[Saved entries]
______

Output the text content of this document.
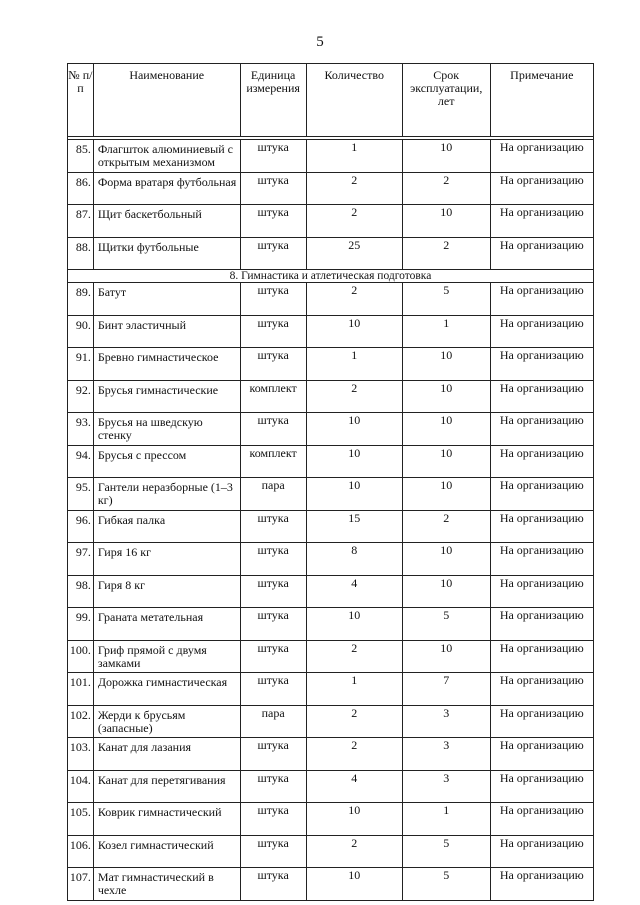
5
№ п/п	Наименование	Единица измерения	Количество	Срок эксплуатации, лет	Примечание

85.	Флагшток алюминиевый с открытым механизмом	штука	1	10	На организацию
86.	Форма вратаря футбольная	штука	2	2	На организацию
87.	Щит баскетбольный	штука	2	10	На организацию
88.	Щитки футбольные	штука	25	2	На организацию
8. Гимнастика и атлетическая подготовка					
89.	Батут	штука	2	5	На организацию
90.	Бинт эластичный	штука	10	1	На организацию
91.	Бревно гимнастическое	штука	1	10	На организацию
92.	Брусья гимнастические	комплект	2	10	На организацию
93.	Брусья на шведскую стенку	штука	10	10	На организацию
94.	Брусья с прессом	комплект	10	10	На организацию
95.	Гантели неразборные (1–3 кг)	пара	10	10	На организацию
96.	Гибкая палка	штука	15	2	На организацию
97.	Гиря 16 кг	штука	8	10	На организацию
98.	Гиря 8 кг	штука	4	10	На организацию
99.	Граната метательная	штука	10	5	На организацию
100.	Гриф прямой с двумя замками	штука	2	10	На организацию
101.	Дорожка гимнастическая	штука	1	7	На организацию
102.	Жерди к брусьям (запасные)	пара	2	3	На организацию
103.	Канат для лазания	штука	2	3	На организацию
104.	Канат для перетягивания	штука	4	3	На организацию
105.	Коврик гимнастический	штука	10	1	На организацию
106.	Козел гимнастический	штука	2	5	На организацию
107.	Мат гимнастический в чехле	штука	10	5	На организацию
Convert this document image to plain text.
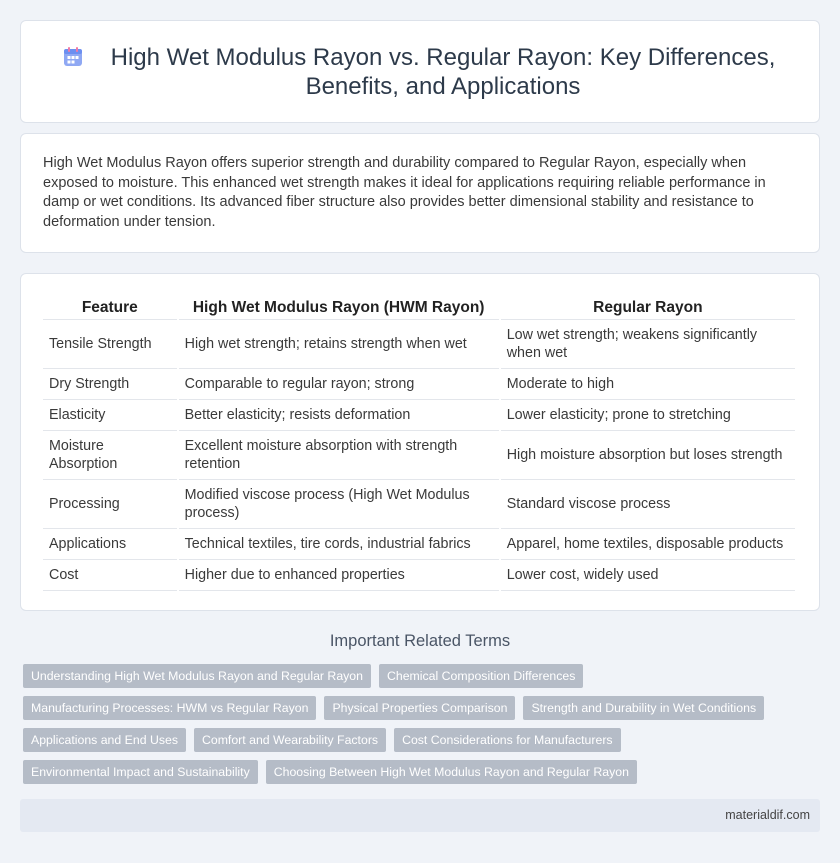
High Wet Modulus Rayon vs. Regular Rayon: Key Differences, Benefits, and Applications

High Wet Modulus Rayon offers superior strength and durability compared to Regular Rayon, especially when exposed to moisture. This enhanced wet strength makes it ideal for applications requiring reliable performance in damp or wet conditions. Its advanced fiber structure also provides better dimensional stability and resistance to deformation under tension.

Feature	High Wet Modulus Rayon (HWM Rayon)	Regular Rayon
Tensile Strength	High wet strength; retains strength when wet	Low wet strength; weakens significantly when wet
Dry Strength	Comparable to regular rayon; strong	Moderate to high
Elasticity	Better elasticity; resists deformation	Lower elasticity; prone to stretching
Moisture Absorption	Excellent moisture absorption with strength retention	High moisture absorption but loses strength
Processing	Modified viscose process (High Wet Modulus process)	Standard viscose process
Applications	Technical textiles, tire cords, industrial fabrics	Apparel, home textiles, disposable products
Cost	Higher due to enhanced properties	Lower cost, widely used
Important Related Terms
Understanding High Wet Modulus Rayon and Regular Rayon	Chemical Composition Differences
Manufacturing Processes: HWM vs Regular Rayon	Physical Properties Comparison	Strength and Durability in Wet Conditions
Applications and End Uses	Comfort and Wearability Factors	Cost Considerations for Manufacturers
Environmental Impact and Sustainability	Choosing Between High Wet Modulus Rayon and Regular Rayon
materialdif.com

______

Identify which lines contain the word "Канат" and copy each one.

- **The reply**:
103.	Канат для лазания	штука	2	3	На организацию
104.	Канат для перетягивания	штука	4	3	На организацию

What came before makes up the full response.